▸ REQUIRED WORK
Repeat the full listing that follows, word for word.

#### SOURCE RECORDS ####

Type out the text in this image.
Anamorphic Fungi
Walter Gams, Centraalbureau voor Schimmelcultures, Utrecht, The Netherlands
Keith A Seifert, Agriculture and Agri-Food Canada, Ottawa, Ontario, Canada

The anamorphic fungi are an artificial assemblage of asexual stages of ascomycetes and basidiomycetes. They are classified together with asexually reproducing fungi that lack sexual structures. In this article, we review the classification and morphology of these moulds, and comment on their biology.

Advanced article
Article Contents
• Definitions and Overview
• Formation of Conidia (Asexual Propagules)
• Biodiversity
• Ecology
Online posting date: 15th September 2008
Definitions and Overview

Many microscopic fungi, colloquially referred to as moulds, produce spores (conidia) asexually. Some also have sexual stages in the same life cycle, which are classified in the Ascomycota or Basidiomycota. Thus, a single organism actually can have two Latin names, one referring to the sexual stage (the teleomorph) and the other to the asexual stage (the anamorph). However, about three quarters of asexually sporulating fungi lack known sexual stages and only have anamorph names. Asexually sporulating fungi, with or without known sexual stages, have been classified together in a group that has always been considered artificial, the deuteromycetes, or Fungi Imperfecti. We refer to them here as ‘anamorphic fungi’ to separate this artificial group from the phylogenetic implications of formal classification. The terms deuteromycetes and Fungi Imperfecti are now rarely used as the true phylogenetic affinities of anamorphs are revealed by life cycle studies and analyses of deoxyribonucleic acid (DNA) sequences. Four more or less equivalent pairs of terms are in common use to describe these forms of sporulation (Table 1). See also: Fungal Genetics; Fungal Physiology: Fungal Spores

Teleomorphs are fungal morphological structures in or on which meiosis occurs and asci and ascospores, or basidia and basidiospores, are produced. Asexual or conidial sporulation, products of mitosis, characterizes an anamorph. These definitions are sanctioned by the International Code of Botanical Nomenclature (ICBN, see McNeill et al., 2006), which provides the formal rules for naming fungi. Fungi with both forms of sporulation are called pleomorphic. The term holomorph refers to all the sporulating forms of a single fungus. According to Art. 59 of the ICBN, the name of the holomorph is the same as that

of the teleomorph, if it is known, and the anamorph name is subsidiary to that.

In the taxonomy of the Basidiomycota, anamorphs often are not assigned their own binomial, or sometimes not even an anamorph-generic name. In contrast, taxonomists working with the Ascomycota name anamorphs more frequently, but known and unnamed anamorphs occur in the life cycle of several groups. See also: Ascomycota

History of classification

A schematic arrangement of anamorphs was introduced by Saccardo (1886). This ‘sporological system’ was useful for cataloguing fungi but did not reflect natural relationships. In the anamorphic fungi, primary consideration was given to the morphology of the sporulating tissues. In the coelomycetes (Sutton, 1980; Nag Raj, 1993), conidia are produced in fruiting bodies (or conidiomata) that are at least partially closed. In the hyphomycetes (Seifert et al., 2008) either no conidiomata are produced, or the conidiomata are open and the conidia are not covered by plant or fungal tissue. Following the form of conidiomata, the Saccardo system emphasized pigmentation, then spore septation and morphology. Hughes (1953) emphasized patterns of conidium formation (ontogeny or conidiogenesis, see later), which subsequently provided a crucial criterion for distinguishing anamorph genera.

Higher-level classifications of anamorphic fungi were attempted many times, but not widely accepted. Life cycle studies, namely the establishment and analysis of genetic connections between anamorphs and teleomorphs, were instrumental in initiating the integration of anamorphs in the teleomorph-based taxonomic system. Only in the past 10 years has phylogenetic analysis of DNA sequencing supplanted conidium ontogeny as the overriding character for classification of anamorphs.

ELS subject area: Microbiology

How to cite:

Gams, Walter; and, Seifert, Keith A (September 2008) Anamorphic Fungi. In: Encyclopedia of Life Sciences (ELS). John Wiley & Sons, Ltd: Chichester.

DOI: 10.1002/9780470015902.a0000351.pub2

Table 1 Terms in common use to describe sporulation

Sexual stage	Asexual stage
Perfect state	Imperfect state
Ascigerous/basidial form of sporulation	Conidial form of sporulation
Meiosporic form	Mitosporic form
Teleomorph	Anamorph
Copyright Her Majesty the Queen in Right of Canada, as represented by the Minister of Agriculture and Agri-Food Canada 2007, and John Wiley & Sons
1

####

▸ SOLUTION TO THIS TASK
Type out the text in this image.
Anamorphic Fungi
Walter Gams, Centraalbureau voor Schimmelcultures, Utrecht, The Netherlands
Keith A Seifert, Agriculture and Agri-Food Canada, Ottawa, Ontario, Canada

The anamorphic fungi are an artificial assemblage of asexual stages of ascomycetes and basidiomycetes. They are classified together with asexually reproducing fungi that lack sexual structures. In this article, we review the classification and morphology of these moulds, and comment on their biology.

Advanced article
Article Contents
• Definitions and Overview
• Formation of Conidia (Asexual Propagules)
• Biodiversity
• Ecology
Online posting date: 15th September 2008
Definitions and Overview

Many microscopic fungi, colloquially referred to as moulds, produce spores (conidia) asexually. Some also have sexual stages in the same life cycle, which are classified in the Ascomycota or Basidiomycota. Thus, a single organism actually can have two Latin names, one referring to the sexual stage (the teleomorph) and the other to the asexual stage (the anamorph). However, about three quarters of asexually sporulating fungi lack known sexual stages and only have anamorph names. Asexually sporulating fungi, with or without known sexual stages, have been classified together in a group that has always been considered artificial, the deuteromycetes, or Fungi Imperfecti. We refer to them here as ‘anamorphic fungi’ to separate this artificial group from the phylogenetic implications of formal classification. The terms deuteromycetes and Fungi Imperfecti are now rarely used as the true phylogenetic affinities of anamorphs are revealed by life cycle studies and analyses of deoxyribonucleic acid (DNA) sequences. Four more or less equivalent pairs of terms are in common use to describe these forms of sporulation (Table 1). See also: Fungal Genetics; Fungal Physiology: Fungal Spores

Teleomorphs are fungal morphological structures in or on which meiosis occurs and asci and ascospores, or basidia and basidiospores, are produced. Asexual or conidial sporulation, products of mitosis, characterizes an anamorph. These definitions are sanctioned by the International Code of Botanical Nomenclature (ICBN, see McNeill et al., 2006), which provides the formal rules for naming fungi. Fungi with both forms of sporulation are called pleomorphic. The term holomorph refers to all the sporulating forms of a single fungus. According to Art. 59 of the ICBN, the name of the holomorph is the same as that

of the teleomorph, if it is known, and the anamorph name is subsidiary to that.

In the taxonomy of the Basidiomycota, anamorphs often are not assigned their own binomial, or sometimes not even an anamorph-generic name. In contrast, taxonomists working with the Ascomycota name anamorphs more frequently, but known and unnamed anamorphs occur in the life cycle of several groups. See also: Ascomycota

History of classification

A schematic arrangement of anamorphs was introduced by Saccardo (1886). This ‘sporological system’ was useful for cataloguing fungi but did not reflect natural relationships. In the anamorphic fungi, primary consideration was given to the morphology of the sporulating tissues. In the coelomycetes (Sutton, 1980; Nag Raj, 1993), conidia are produced in fruiting bodies (or conidiomata) that are at least partially closed. In the hyphomycetes (Seifert et al., 2008) either no conidiomata are produced, or the conidiomata are open and the conidia are not covered by plant or fungal tissue. Following the form of conidiomata, the Saccardo system emphasized pigmentation, then spore septation and morphology. Hughes (1953) emphasized patterns of conidium formation (ontogeny or conidiogenesis, see later), which subsequently provided a crucial criterion for distinguishing anamorph genera.

Higher-level classifications of anamorphic fungi were attempted many times, but not widely accepted. Life cycle studies, namely the establishment and analysis of genetic connections between anamorphs and teleomorphs, were instrumental in initiating the integration of anamorphs in the teleomorph-based taxonomic system. Only in the past 10 years has phylogenetic analysis of DNA sequencing supplanted conidium ontogeny as the overriding character for classification of anamorphs.

ELS subject area: Microbiology

How to cite:

Gams, Walter; and, Seifert, Keith A (September 2008) Anamorphic Fungi. In: Encyclopedia of Life Sciences (ELS). John Wiley & Sons, Ltd: Chichester.

DOI: 10.1002/9780470015902.a0000351.pub2

Table 1 Terms in common use to describe sporulation

Sexual stage	Asexual stage
Perfect state	Imperfect state
Ascigerous/basidial form of sporulation	Conidial form of sporulation
Meiosporic form	Mitosporic form
Teleomorph	Anamorph
Copyright Her Majesty the Queen in Right of Canada, as represented by the Minister of Agriculture and Agri-Food Canada 2007, and John Wiley & Sons
1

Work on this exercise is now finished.